Tally the lines in these records that hold the string "data", and reply with the number alone.
__________________________________________________
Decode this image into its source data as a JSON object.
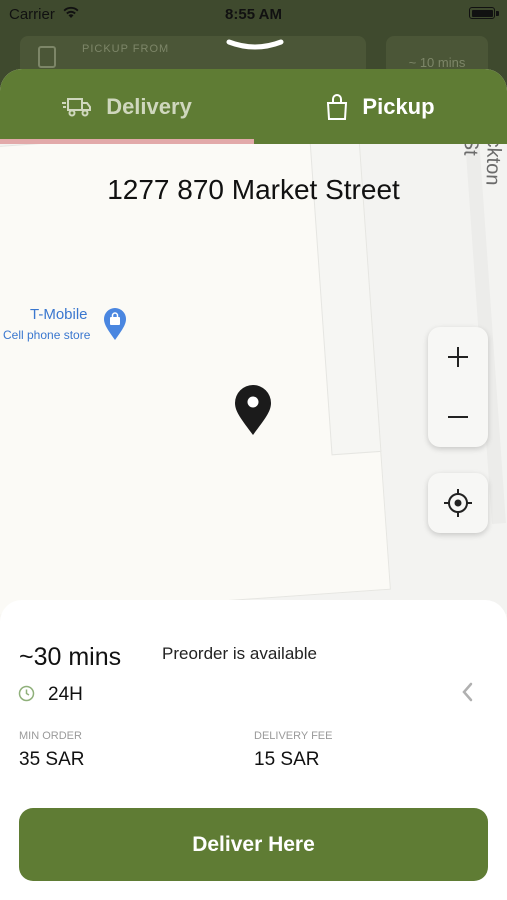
{
  "status_bar": {
    "carrier": "Carrier",
    "time": "8:55 AM"
  },
  "background_header": {
    "pickup_from_label": "PICKUP FROM",
    "time_estimate": "~ 10 mins"
  },
  "tabs": [
    {
      "label": "Delivery",
      "icon": "delivery-truck-icon",
      "selected": true
    },
    {
      "label": "Pickup",
      "icon": "shopping-bag-icon",
      "selected": false
    }
  ],
  "map": {
    "address": "1277 870 Market Street",
    "street_label": "ckton St",
    "poi": {
      "name": "T-Mobile",
      "category": "Cell phone store"
    }
  },
  "panel": {
    "eta": "~30 mins",
    "preorder": "Preorder is available",
    "hours": "24H",
    "min_order_label": "MIN ORDER",
    "min_order_value": "35 SAR",
    "delivery_fee_label": "DELIVERY FEE",
    "delivery_fee_value": "15 SAR",
    "action_button": "Deliver Here"
  },
  "colors": {
    "brand_green": "#5f7c34",
    "tab_indicator": "#e2a9a9",
    "map_link_blue": "#3a77cf"
  }
}
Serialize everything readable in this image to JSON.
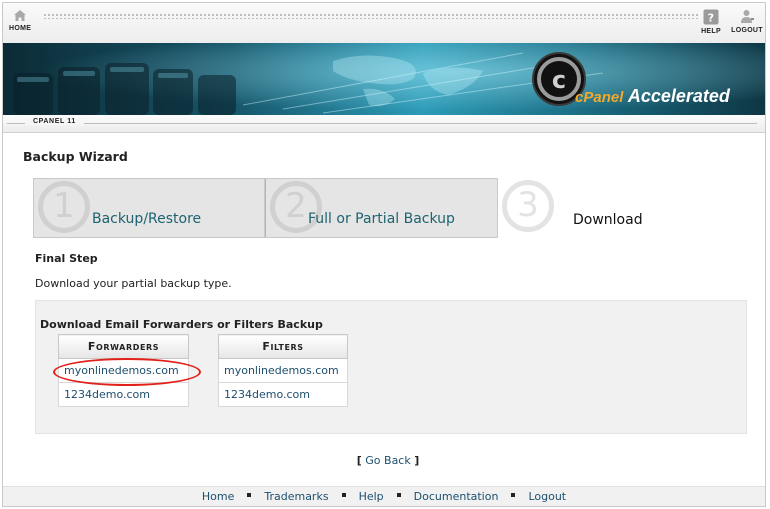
{
  "toolbar": {
    "home_label": "HOME",
    "help_label": "HELP",
    "logout_label": "LOGOUT"
  },
  "banner": {
    "brand_c": "cPanel",
    "brand_name": "Accelerated"
  },
  "version": "CPANEL 11",
  "page_title": "Backup Wizard",
  "steps": [
    {
      "number": "1",
      "label": "Backup/Restore"
    },
    {
      "number": "2",
      "label": "Full or Partial Backup"
    },
    {
      "number": "3",
      "label": "Download"
    }
  ],
  "final_step": {
    "heading": "Final Step",
    "description": "Download your partial backup type."
  },
  "backup_panel": {
    "title": "Download Email Forwarders or Filters Backup",
    "forwarders": {
      "header": "Forwarders",
      "domains": [
        "myonlinedemos.com",
        "1234demo.com"
      ]
    },
    "filters": {
      "header": "Filters",
      "domains": [
        "myonlinedemos.com",
        "1234demo.com"
      ]
    }
  },
  "go_back": {
    "open": "[",
    "label": "Go Back",
    "close": "]"
  },
  "footer": {
    "links": [
      "Home",
      "Trademarks",
      "Help",
      "Documentation",
      "Logout"
    ]
  },
  "colors": {
    "link": "#1d4f6e",
    "highlight_circle": "#e0221b"
  }
}
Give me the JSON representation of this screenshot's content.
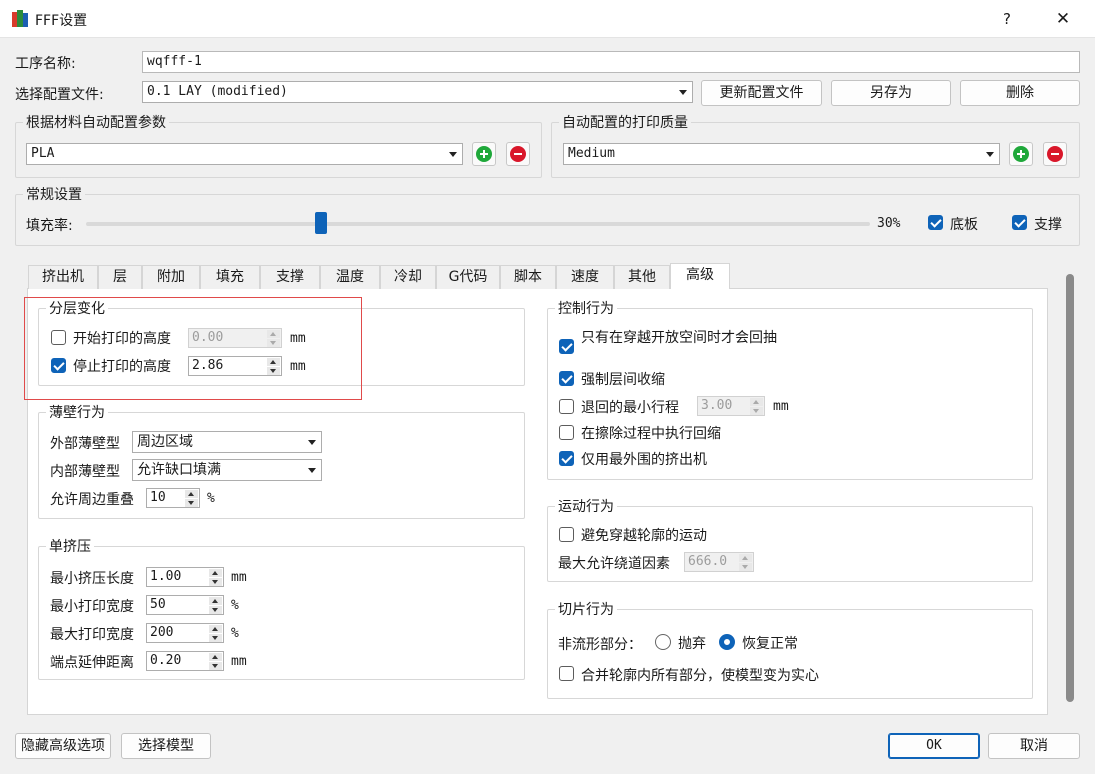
{
  "window": {
    "title": "FFF设置",
    "help": "?",
    "close": "✕"
  },
  "job": {
    "name_label": "工序名称:",
    "name_value": "wqfff-1"
  },
  "profile": {
    "label": "选择配置文件:",
    "value": "0.1 LAY (modified)",
    "update_btn": "更新配置文件",
    "save_as_btn": "另存为",
    "delete_btn": "删除"
  },
  "material": {
    "group_title": "根据材料自动配置参数",
    "value": "PLA"
  },
  "quality": {
    "group_title": "自动配置的打印质量",
    "value": "Medium"
  },
  "general": {
    "group_title": "常规设置",
    "infill_label": "填充率:",
    "infill_value": "30%",
    "infill_fraction": 0.3,
    "raft_label": "底板",
    "raft_checked": true,
    "support_label": "支撑",
    "support_checked": true
  },
  "tabs": [
    {
      "label": "挤出机"
    },
    {
      "label": "层"
    },
    {
      "label": "附加"
    },
    {
      "label": "填充"
    },
    {
      "label": "支撑"
    },
    {
      "label": "温度"
    },
    {
      "label": "冷却"
    },
    {
      "label": "G代码"
    },
    {
      "label": "脚本"
    },
    {
      "label": "速度"
    },
    {
      "label": "其他"
    },
    {
      "label": "高级",
      "active": true
    }
  ],
  "layer_change": {
    "title": "分层变化",
    "start_label": "开始打印的高度",
    "start_value": "0.00",
    "start_checked": false,
    "stop_label": "停止打印的高度",
    "stop_value": "2.86",
    "stop_checked": true,
    "unit": "mm"
  },
  "thin_wall": {
    "title": "薄壁行为",
    "outer_label": "外部薄壁型",
    "outer_value": "周边区域",
    "inner_label": "内部薄壁型",
    "inner_value": "允许缺口填满",
    "overlap_label": "允许周边重叠",
    "overlap_value": "10",
    "overlap_unit": "%"
  },
  "single_extrusion": {
    "title": "单挤压",
    "rows": [
      {
        "label": "最小挤压长度",
        "value": "1.00",
        "unit": "mm"
      },
      {
        "label": "最小打印宽度",
        "value": "50",
        "unit": "%"
      },
      {
        "label": "最大打印宽度",
        "value": "200",
        "unit": "%"
      },
      {
        "label": "端点延伸距离",
        "value": "0.20",
        "unit": "mm"
      }
    ]
  },
  "control": {
    "title": "控制行为",
    "items": [
      {
        "label": "只有在穿越开放空间时才会回抽",
        "checked": true
      },
      {
        "label": "强制层间收缩",
        "checked": true
      },
      {
        "label": "退回的最小行程",
        "checked": false,
        "value": "3.00",
        "unit": "mm"
      },
      {
        "label": "在擦除过程中执行回缩",
        "checked": false
      },
      {
        "label": "仅用最外围的挤出机",
        "checked": true
      }
    ]
  },
  "motion": {
    "title": "运动行为",
    "avoid_label": "避免穿越轮廓的运动",
    "avoid_checked": false,
    "detour_label": "最大允许绕道因素",
    "detour_value": "666.0"
  },
  "slicing": {
    "title": "切片行为",
    "nonmanifold_label": "非流形部分：",
    "discard_label": "抛弃",
    "restore_label": "恢复正常",
    "selected": "恢复正常",
    "merge_label": "合并轮廓内所有部分，使模型变为实心",
    "merge_checked": false
  },
  "footer": {
    "hide_adv": "隐藏高级选项",
    "select_model": "选择模型",
    "ok": "OK",
    "cancel": "取消"
  },
  "colors": {
    "accent": "#0e63b8",
    "add": "#1fa83a",
    "remove": "#d9172a",
    "highlight": "#e04a4a"
  }
}
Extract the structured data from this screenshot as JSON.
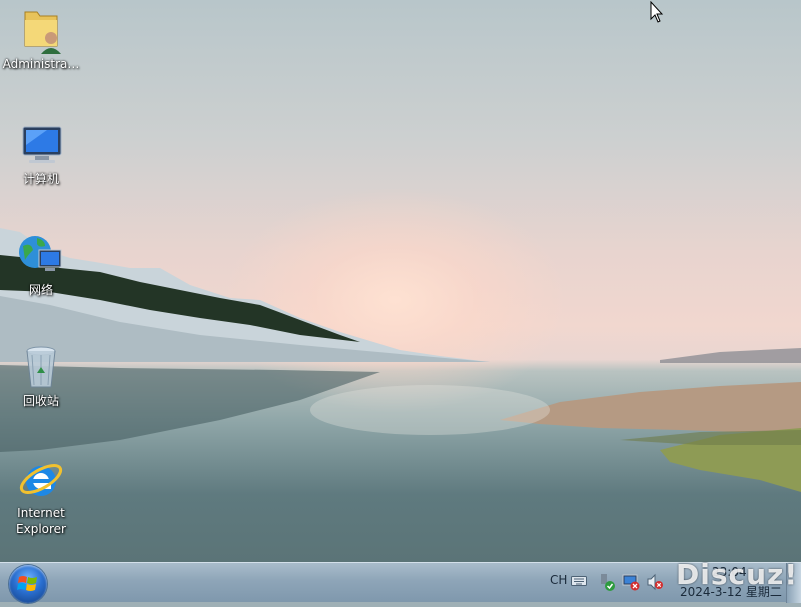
{
  "desktop_icons": [
    {
      "label": "Administra…",
      "icon": "user-folder-icon"
    },
    {
      "label": "计算机",
      "icon": "computer-icon"
    },
    {
      "label": "网络",
      "icon": "network-icon"
    },
    {
      "label": "回收站",
      "icon": "recycle-bin-icon"
    },
    {
      "label": "Internet Explorer",
      "icon": "internet-explorer-icon"
    }
  ],
  "taskbar": {
    "start_button": "windows-start-icon",
    "language": "CH",
    "tray_icons": [
      "keyboard-icon",
      "usb-security-icon",
      "network-disconnected-icon",
      "volume-muted-icon"
    ],
    "clock_time": "23:04",
    "clock_date": "2024-3-12 星期二"
  },
  "watermark": "Discuz!",
  "colors": {
    "taskbar": "#8ea5b8",
    "water": "#5f7a7f",
    "sky_glow": "#f1d7cf"
  }
}
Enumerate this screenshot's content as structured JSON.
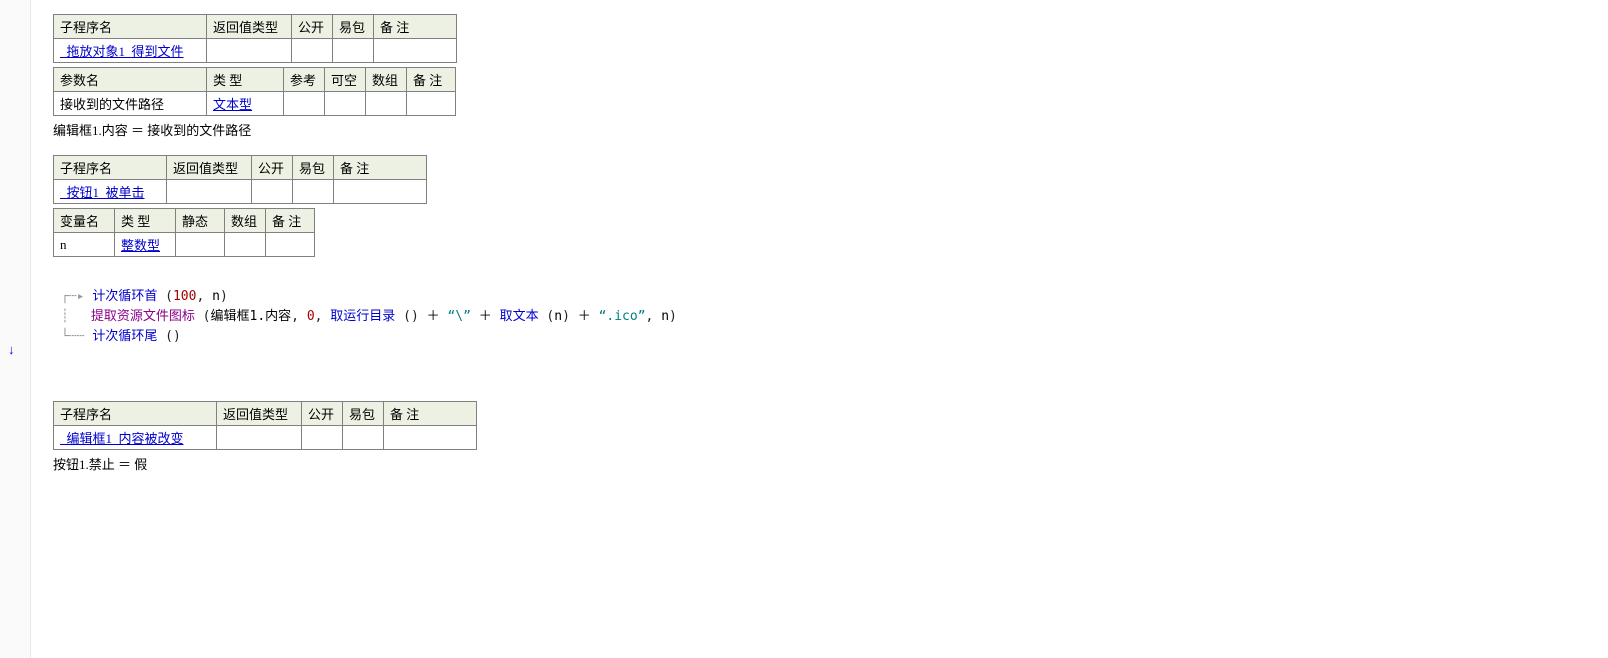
{
  "gutter": {
    "arrow_glyph": "↓"
  },
  "sub1": {
    "headers": {
      "name": "子程序名",
      "ret": "返回值类型",
      "pub": "公开",
      "pack": "易包",
      "remark": "备 注"
    },
    "name": "_拖放对象1_得到文件",
    "ret": "",
    "pub": "",
    "pack": "",
    "remark": ""
  },
  "params1": {
    "headers": {
      "name": "参数名",
      "type": "类 型",
      "ref": "参考",
      "nullable": "可空",
      "array": "数组",
      "remark": "备 注"
    },
    "row": {
      "name": "接收到的文件路径",
      "type": "文本型",
      "ref": "",
      "nullable": "",
      "array": "",
      "remark": ""
    }
  },
  "stmt1": "编辑框1.内容 ＝ 接收到的文件路径",
  "sub2": {
    "headers": {
      "name": "子程序名",
      "ret": "返回值类型",
      "pub": "公开",
      "pack": "易包",
      "remark": "备 注"
    },
    "name": "_按钮1_被单击",
    "ret": "",
    "pub": "",
    "pack": "",
    "remark": ""
  },
  "vars2": {
    "headers": {
      "name": "变量名",
      "type": "类 型",
      "static": "静态",
      "array": "数组",
      "remark": "备 注"
    },
    "row": {
      "name": "n",
      "type": "整数型",
      "static": "",
      "array": "",
      "remark": ""
    }
  },
  "code": {
    "guide_top": "┌┄▸",
    "guide_mid": "┊",
    "guide_bot": "└┄┄",
    "loop_head": "计次循环首",
    "loop_head_args_a": "100",
    "loop_head_args_b": "n",
    "call_name": "提取资源文件图标",
    "call_arg1": "编辑框1.内容",
    "call_arg2": "0",
    "call_fn_run": "取运行目录",
    "call_lit_slash": "“\\”",
    "call_fn_txt": "取文本",
    "call_txt_arg": "n",
    "call_lit_ico": "“.ico”",
    "call_last": "n",
    "loop_tail": "计次循环尾"
  },
  "sub3": {
    "headers": {
      "name": "子程序名",
      "ret": "返回值类型",
      "pub": "公开",
      "pack": "易包",
      "remark": "备 注"
    },
    "name": "_编辑框1_内容被改变",
    "ret": "",
    "pub": "",
    "pack": "",
    "remark": ""
  },
  "stmt3": "按钮1.禁止 ＝ 假"
}
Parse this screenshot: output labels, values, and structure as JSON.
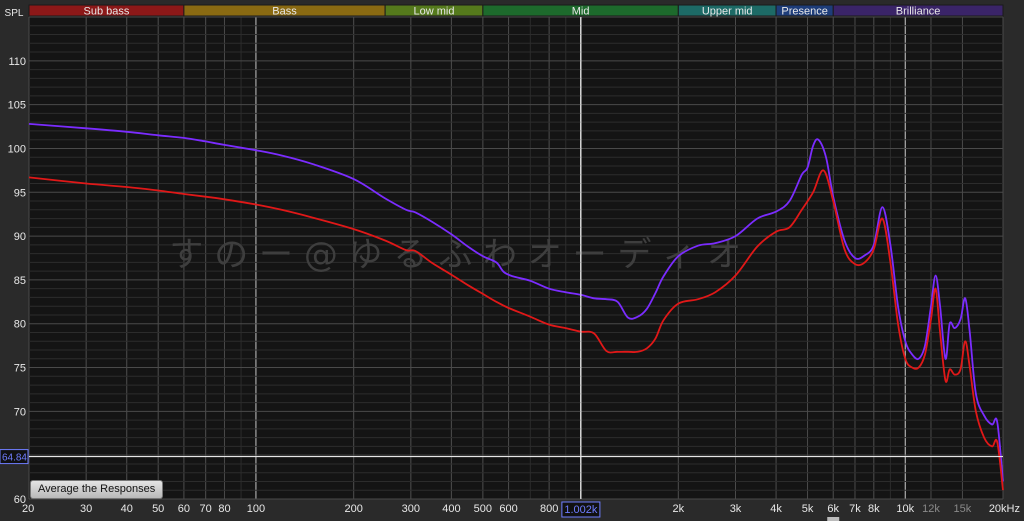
__________________________________________________
## EXERCISE OUTPUT
2